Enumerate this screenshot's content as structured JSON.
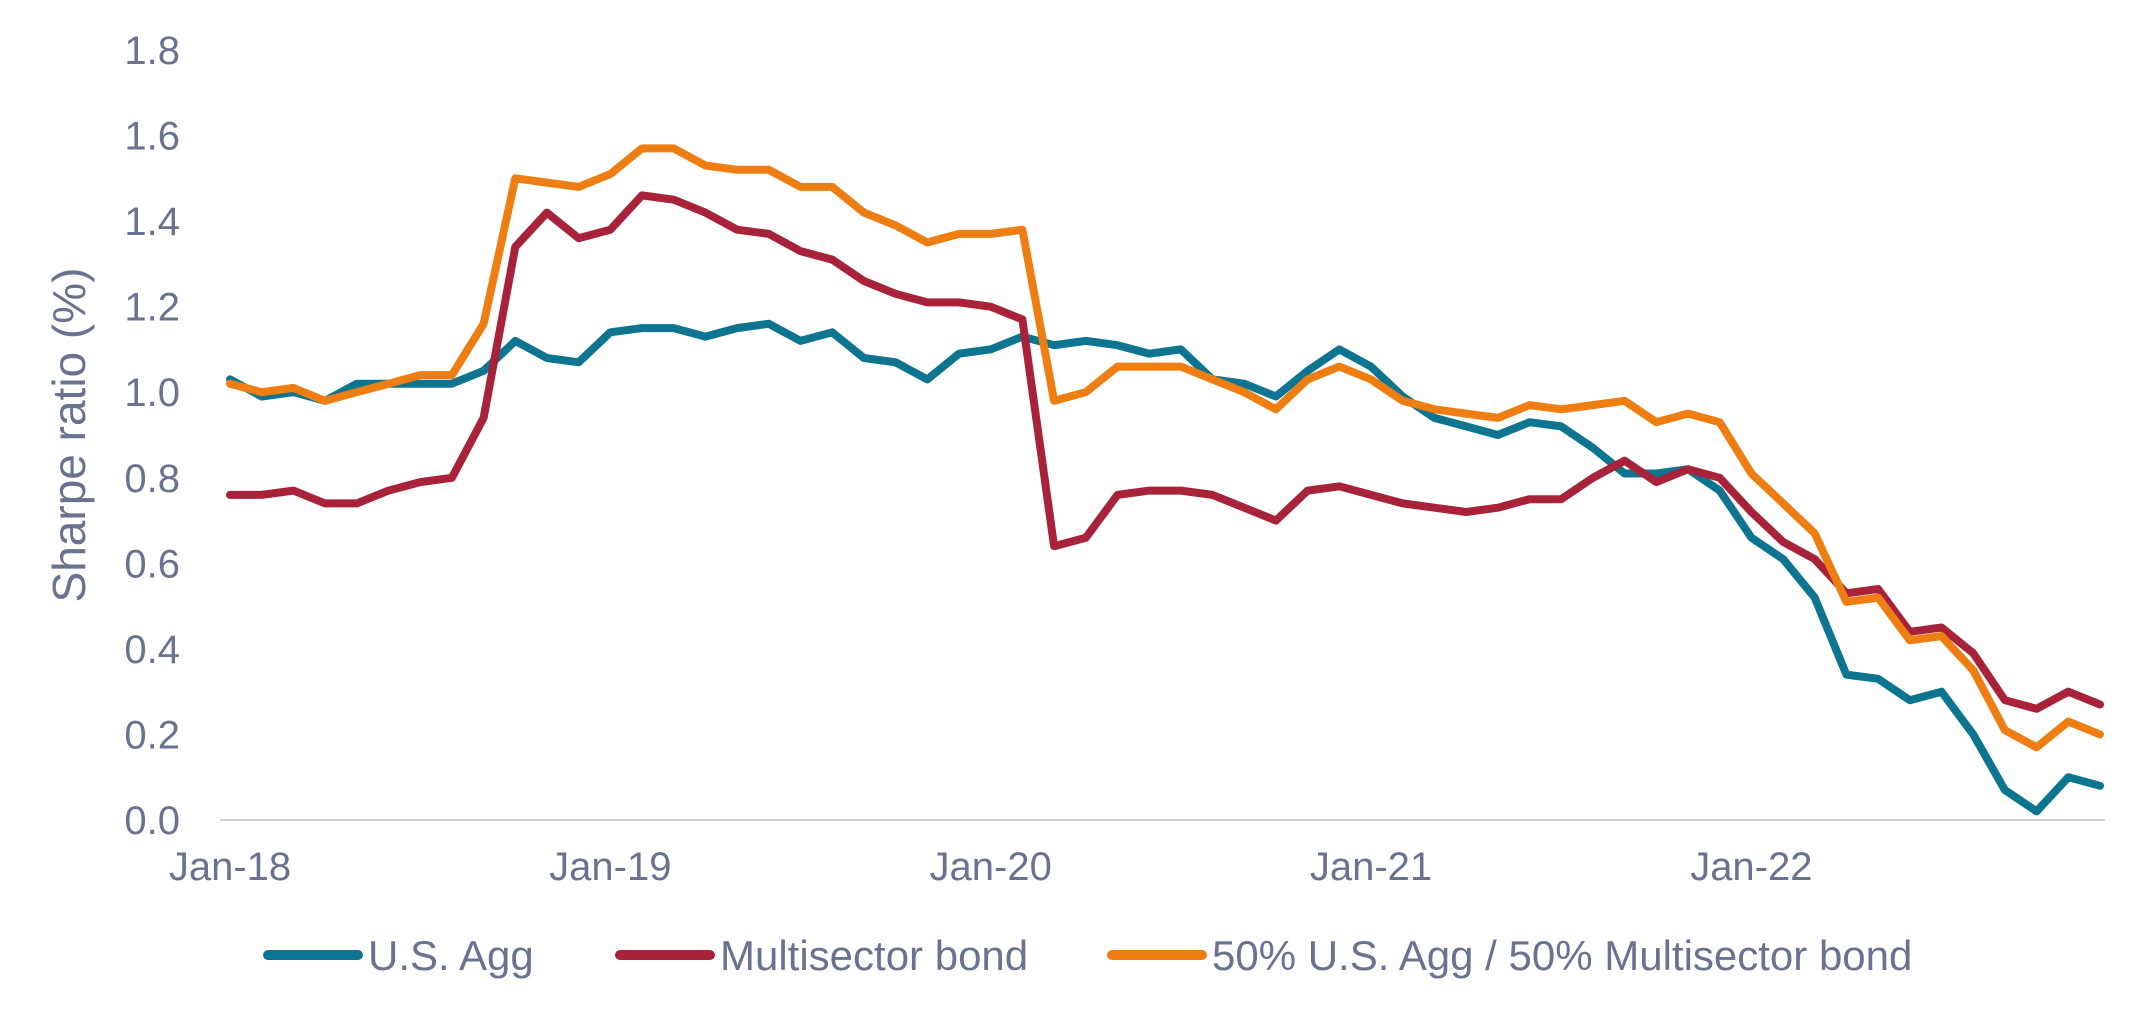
{
  "chart_data": {
    "type": "line",
    "ylabel": "Sharpe ratio (%)",
    "xlabel": "",
    "ylim": [
      0,
      1.8
    ],
    "yticks": [
      "0.0",
      "0.2",
      "0.4",
      "0.6",
      "0.8",
      "1.0",
      "1.2",
      "1.4",
      "1.6",
      "1.8"
    ],
    "x_tick_labels": [
      "Jan-18",
      "Jan-19",
      "Jan-20",
      "Jan-21",
      "Jan-22"
    ],
    "x_tick_indices": [
      0,
      12,
      24,
      36,
      48
    ],
    "x": [
      "Jan-18",
      "Feb-18",
      "Mar-18",
      "Apr-18",
      "May-18",
      "Jun-18",
      "Jul-18",
      "Aug-18",
      "Sep-18",
      "Oct-18",
      "Nov-18",
      "Dec-18",
      "Jan-19",
      "Feb-19",
      "Mar-19",
      "Apr-19",
      "May-19",
      "Jun-19",
      "Jul-19",
      "Aug-19",
      "Sep-19",
      "Oct-19",
      "Nov-19",
      "Dec-19",
      "Jan-20",
      "Feb-20",
      "Mar-20",
      "Apr-20",
      "May-20",
      "Jun-20",
      "Jul-20",
      "Aug-20",
      "Sep-20",
      "Oct-20",
      "Nov-20",
      "Dec-20",
      "Jan-21",
      "Feb-21",
      "Mar-21",
      "Apr-21",
      "May-21",
      "Jun-21",
      "Jul-21",
      "Aug-21",
      "Sep-21",
      "Oct-21",
      "Nov-21",
      "Dec-21",
      "Jan-22",
      "Feb-22",
      "Mar-22",
      "Apr-22",
      "May-22",
      "Jun-22",
      "Jul-22",
      "Aug-22",
      "Sep-22",
      "Oct-22",
      "Nov-22",
      "Dec-22"
    ],
    "grid": false,
    "legend_position": "bottom",
    "series": [
      {
        "name": "U.S. Agg",
        "color": "#0e7590",
        "values": [
          1.03,
          0.99,
          1.0,
          0.98,
          1.02,
          1.02,
          1.02,
          1.02,
          1.05,
          1.12,
          1.08,
          1.07,
          1.14,
          1.15,
          1.15,
          1.13,
          1.15,
          1.16,
          1.12,
          1.14,
          1.08,
          1.07,
          1.03,
          1.09,
          1.1,
          1.13,
          1.11,
          1.12,
          1.11,
          1.09,
          1.1,
          1.03,
          1.02,
          0.99,
          1.05,
          1.1,
          1.06,
          0.99,
          0.94,
          0.92,
          0.9,
          0.93,
          0.92,
          0.87,
          0.81,
          0.81,
          0.82,
          0.77,
          0.66,
          0.61,
          0.52,
          0.34,
          0.33,
          0.28,
          0.3,
          0.2,
          0.07,
          0.02,
          0.1,
          0.08
        ]
      },
      {
        "name": "Multisector bond",
        "color": "#a8233a",
        "values": [
          0.76,
          0.76,
          0.77,
          0.74,
          0.74,
          0.77,
          0.79,
          0.8,
          0.94,
          1.34,
          1.42,
          1.36,
          1.38,
          1.46,
          1.45,
          1.42,
          1.38,
          1.37,
          1.33,
          1.31,
          1.26,
          1.23,
          1.21,
          1.21,
          1.2,
          1.17,
          0.64,
          0.66,
          0.76,
          0.77,
          0.77,
          0.76,
          0.73,
          0.7,
          0.77,
          0.78,
          0.76,
          0.74,
          0.73,
          0.72,
          0.73,
          0.75,
          0.75,
          0.8,
          0.84,
          0.79,
          0.82,
          0.8,
          0.72,
          0.65,
          0.61,
          0.53,
          0.54,
          0.44,
          0.45,
          0.39,
          0.28,
          0.26,
          0.3,
          0.27
        ]
      },
      {
        "name": "50% U.S. Agg / 50% Multisector bond",
        "color": "#ee7d12",
        "values": [
          1.02,
          1.0,
          1.01,
          0.98,
          1.0,
          1.02,
          1.04,
          1.04,
          1.16,
          1.5,
          1.49,
          1.48,
          1.51,
          1.57,
          1.57,
          1.53,
          1.52,
          1.52,
          1.48,
          1.48,
          1.42,
          1.39,
          1.35,
          1.37,
          1.37,
          1.38,
          0.98,
          1.0,
          1.06,
          1.06,
          1.06,
          1.03,
          1.0,
          0.96,
          1.03,
          1.06,
          1.03,
          0.98,
          0.96,
          0.95,
          0.94,
          0.97,
          0.96,
          0.97,
          0.98,
          0.93,
          0.95,
          0.93,
          0.81,
          0.74,
          0.67,
          0.51,
          0.52,
          0.42,
          0.43,
          0.35,
          0.21,
          0.17,
          0.23,
          0.2
        ]
      }
    ]
  }
}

REQUEST: Set each line of the records down exactly, leaving every picture out.

THE REPLY:
Enumerate this screenshot's content as structured JSON.
{
  "chart_data": {
    "type": "line",
    "ylabel": "Sharpe ratio (%)",
    "xlabel": "",
    "ylim": [
      0,
      1.8
    ],
    "yticks": [
      "0.0",
      "0.2",
      "0.4",
      "0.6",
      "0.8",
      "1.0",
      "1.2",
      "1.4",
      "1.6",
      "1.8"
    ],
    "x_tick_labels": [
      "Jan-18",
      "Jan-19",
      "Jan-20",
      "Jan-21",
      "Jan-22"
    ],
    "x_tick_indices": [
      0,
      12,
      24,
      36,
      48
    ],
    "x": [
      "Jan-18",
      "Feb-18",
      "Mar-18",
      "Apr-18",
      "May-18",
      "Jun-18",
      "Jul-18",
      "Aug-18",
      "Sep-18",
      "Oct-18",
      "Nov-18",
      "Dec-18",
      "Jan-19",
      "Feb-19",
      "Mar-19",
      "Apr-19",
      "May-19",
      "Jun-19",
      "Jul-19",
      "Aug-19",
      "Sep-19",
      "Oct-19",
      "Nov-19",
      "Dec-19",
      "Jan-20",
      "Feb-20",
      "Mar-20",
      "Apr-20",
      "May-20",
      "Jun-20",
      "Jul-20",
      "Aug-20",
      "Sep-20",
      "Oct-20",
      "Nov-20",
      "Dec-20",
      "Jan-21",
      "Feb-21",
      "Mar-21",
      "Apr-21",
      "May-21",
      "Jun-21",
      "Jul-21",
      "Aug-21",
      "Sep-21",
      "Oct-21",
      "Nov-21",
      "Dec-21",
      "Jan-22",
      "Feb-22",
      "Mar-22",
      "Apr-22",
      "May-22",
      "Jun-22",
      "Jul-22",
      "Aug-22",
      "Sep-22",
      "Oct-22",
      "Nov-22",
      "Dec-22"
    ],
    "grid": false,
    "legend_position": "bottom",
    "series": [
      {
        "name": "U.S. Agg",
        "color": "#0e7590",
        "values": [
          1.03,
          0.99,
          1.0,
          0.98,
          1.02,
          1.02,
          1.02,
          1.02,
          1.05,
          1.12,
          1.08,
          1.07,
          1.14,
          1.15,
          1.15,
          1.13,
          1.15,
          1.16,
          1.12,
          1.14,
          1.08,
          1.07,
          1.03,
          1.09,
          1.1,
          1.13,
          1.11,
          1.12,
          1.11,
          1.09,
          1.1,
          1.03,
          1.02,
          0.99,
          1.05,
          1.1,
          1.06,
          0.99,
          0.94,
          0.92,
          0.9,
          0.93,
          0.92,
          0.87,
          0.81,
          0.81,
          0.82,
          0.77,
          0.66,
          0.61,
          0.52,
          0.34,
          0.33,
          0.28,
          0.3,
          0.2,
          0.07,
          0.02,
          0.1,
          0.08
        ]
      },
      {
        "name": "Multisector bond",
        "color": "#a8233a",
        "values": [
          0.76,
          0.76,
          0.77,
          0.74,
          0.74,
          0.77,
          0.79,
          0.8,
          0.94,
          1.34,
          1.42,
          1.36,
          1.38,
          1.46,
          1.45,
          1.42,
          1.38,
          1.37,
          1.33,
          1.31,
          1.26,
          1.23,
          1.21,
          1.21,
          1.2,
          1.17,
          0.64,
          0.66,
          0.76,
          0.77,
          0.77,
          0.76,
          0.73,
          0.7,
          0.77,
          0.78,
          0.76,
          0.74,
          0.73,
          0.72,
          0.73,
          0.75,
          0.75,
          0.8,
          0.84,
          0.79,
          0.82,
          0.8,
          0.72,
          0.65,
          0.61,
          0.53,
          0.54,
          0.44,
          0.45,
          0.39,
          0.28,
          0.26,
          0.3,
          0.27
        ]
      },
      {
        "name": "50% U.S. Agg / 50% Multisector bond",
        "color": "#ee7d12",
        "values": [
          1.02,
          1.0,
          1.01,
          0.98,
          1.0,
          1.02,
          1.04,
          1.04,
          1.16,
          1.5,
          1.49,
          1.48,
          1.51,
          1.57,
          1.57,
          1.53,
          1.52,
          1.52,
          1.48,
          1.48,
          1.42,
          1.39,
          1.35,
          1.37,
          1.37,
          1.38,
          0.98,
          1.0,
          1.06,
          1.06,
          1.06,
          1.03,
          1.0,
          0.96,
          1.03,
          1.06,
          1.03,
          0.98,
          0.96,
          0.95,
          0.94,
          0.97,
          0.96,
          0.97,
          0.98,
          0.93,
          0.95,
          0.93,
          0.81,
          0.74,
          0.67,
          0.51,
          0.52,
          0.42,
          0.43,
          0.35,
          0.21,
          0.17,
          0.23,
          0.2
        ]
      }
    ]
  }
}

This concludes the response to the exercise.